───── Dataset records ─────
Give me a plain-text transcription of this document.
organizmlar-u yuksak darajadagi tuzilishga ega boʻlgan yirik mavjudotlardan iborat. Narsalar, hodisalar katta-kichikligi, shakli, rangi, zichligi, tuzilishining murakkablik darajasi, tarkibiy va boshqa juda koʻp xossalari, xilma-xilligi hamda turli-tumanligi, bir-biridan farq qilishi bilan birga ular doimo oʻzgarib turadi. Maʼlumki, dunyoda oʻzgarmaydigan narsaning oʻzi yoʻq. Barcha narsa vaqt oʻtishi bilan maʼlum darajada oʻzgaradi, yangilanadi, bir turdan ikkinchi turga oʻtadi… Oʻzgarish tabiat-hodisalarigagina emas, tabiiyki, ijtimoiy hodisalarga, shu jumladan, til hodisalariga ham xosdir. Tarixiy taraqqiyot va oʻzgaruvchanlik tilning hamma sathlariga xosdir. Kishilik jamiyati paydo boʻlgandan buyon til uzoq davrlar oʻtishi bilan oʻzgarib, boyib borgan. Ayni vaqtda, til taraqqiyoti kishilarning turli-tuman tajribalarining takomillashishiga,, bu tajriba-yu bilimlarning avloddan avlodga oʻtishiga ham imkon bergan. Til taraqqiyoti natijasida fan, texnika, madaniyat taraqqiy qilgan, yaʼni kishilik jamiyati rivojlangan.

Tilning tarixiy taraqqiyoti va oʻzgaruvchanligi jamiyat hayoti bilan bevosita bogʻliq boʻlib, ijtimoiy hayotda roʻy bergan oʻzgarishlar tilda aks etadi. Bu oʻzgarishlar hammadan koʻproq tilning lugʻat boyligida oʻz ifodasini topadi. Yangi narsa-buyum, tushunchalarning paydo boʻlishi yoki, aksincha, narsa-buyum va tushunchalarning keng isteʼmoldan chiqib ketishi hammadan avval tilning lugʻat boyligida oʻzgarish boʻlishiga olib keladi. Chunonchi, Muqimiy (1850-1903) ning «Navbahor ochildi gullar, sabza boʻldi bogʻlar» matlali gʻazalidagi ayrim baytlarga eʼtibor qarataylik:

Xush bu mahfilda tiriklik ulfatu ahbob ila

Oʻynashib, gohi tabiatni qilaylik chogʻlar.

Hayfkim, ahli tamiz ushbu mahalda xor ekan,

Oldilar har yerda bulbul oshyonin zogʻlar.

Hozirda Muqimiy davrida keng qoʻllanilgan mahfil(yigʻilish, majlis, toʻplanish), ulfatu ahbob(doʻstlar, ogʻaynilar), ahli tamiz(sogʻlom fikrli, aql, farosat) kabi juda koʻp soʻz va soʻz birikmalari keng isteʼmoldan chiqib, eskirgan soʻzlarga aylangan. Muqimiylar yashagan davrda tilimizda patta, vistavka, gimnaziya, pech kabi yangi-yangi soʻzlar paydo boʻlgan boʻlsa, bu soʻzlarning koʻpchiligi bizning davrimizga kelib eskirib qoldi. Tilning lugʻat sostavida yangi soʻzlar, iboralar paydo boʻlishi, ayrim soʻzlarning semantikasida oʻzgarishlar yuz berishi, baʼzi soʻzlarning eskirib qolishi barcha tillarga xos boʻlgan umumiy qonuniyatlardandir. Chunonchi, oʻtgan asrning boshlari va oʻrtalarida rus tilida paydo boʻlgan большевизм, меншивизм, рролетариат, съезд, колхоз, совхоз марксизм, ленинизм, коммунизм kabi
─────
Write out every entry above, word for word.

**Correct response:**
Give me a plain-text transcription of this document.
organizmlar-u yuksak darajadagi tuzilishga ega boʻlgan yirik mavjudotlardan iborat. Narsalar, hodisalar katta-kichikligi, shakli, rangi, zichligi, tuzilishining murakkablik darajasi, tarkibiy va boshqa juda koʻp xossalari, xilma-xilligi hamda turli-tumanligi, bir-biridan farq qilishi bilan birga ular doimo oʻzgarib turadi. Maʼlumki, dunyoda oʻzgarmaydigan narsaning oʻzi yoʻq. Barcha narsa vaqt oʻtishi bilan maʼlum darajada oʻzgaradi, yangilanadi, bir turdan ikkinchi turga oʻtadi… Oʻzgarish tabiat-hodisalarigagina emas, tabiiyki, ijtimoiy hodisalarga, shu jumladan, til hodisalariga ham xosdir. Tarixiy taraqqiyot va oʻzgaruvchanlik tilning hamma sathlariga xosdir. Kishilik jamiyati paydo boʻlgandan buyon til uzoq davrlar oʻtishi bilan oʻzgarib, boyib borgan. Ayni vaqtda, til taraqqiyoti kishilarning turli-tuman tajribalarining takomillashishiga,, bu tajriba-yu bilimlarning avloddan avlodga oʻtishiga ham imkon bergan. Til taraqqiyoti natijasida fan, texnika, madaniyat taraqqiy qilgan, yaʼni kishilik jamiyati rivojlangan.

Tilning tarixiy taraqqiyoti va oʻzgaruvchanligi jamiyat hayoti bilan bevosita bogʻliq boʻlib, ijtimoiy hayotda roʻy bergan oʻzgarishlar tilda aks etadi. Bu oʻzgarishlar hammadan koʻproq tilning lugʻat boyligida oʻz ifodasini topadi. Yangi narsa-buyum, tushunchalarning paydo boʻlishi yoki, aksincha, narsa-buyum va tushunchalarning keng isteʼmoldan chiqib ketishi hammadan avval tilning lugʻat boyligida oʻzgarish boʻlishiga olib keladi. Chunonchi, Muqimiy (1850-1903) ning «Navbahor ochildi gullar, sabza boʻldi bogʻlar» matlali gʻazalidagi ayrim baytlarga eʼtibor qarataylik:

Xush bu mahfilda tiriklik ulfatu ahbob ila

Oʻynashib, gohi tabiatni qilaylik chogʻlar.

Hayfkim, ahli tamiz ushbu mahalda xor ekan,

Oldilar har yerda bulbul oshyonin zogʻlar.

Hozirda Muqimiy davrida keng qoʻllanilgan mahfil(yigʻilish, majlis, toʻplanish), ulfatu ahbob(doʻstlar, ogʻaynilar), ahli tamiz(sogʻlom fikrli, aql, farosat) kabi juda koʻp soʻz va soʻz birikmalari keng isteʼmoldan chiqib, eskirgan soʻzlarga aylangan. Muqimiylar yashagan davrda tilimizda patta, vistavka, gimnaziya, pech kabi yangi-yangi soʻzlar paydo boʻlgan boʻlsa, bu soʻzlarning koʻpchiligi bizning davrimizga kelib eskirib qoldi. Tilning lugʻat sostavida yangi soʻzlar, iboralar paydo boʻlishi, ayrim soʻzlarning semantikasida oʻzgarishlar yuz berishi, baʼzi soʻzlarning eskirib qolishi barcha tillarga xos boʻlgan umumiy qonuniyatlardandir. Chunonchi, oʻtgan asrning boshlari va oʻrtalarida rus tilida paydo boʻlgan большевизм, меншивизм, рролетариат, съезд, колхоз, совхоз марксизм, ленинизм, коммунизм kabi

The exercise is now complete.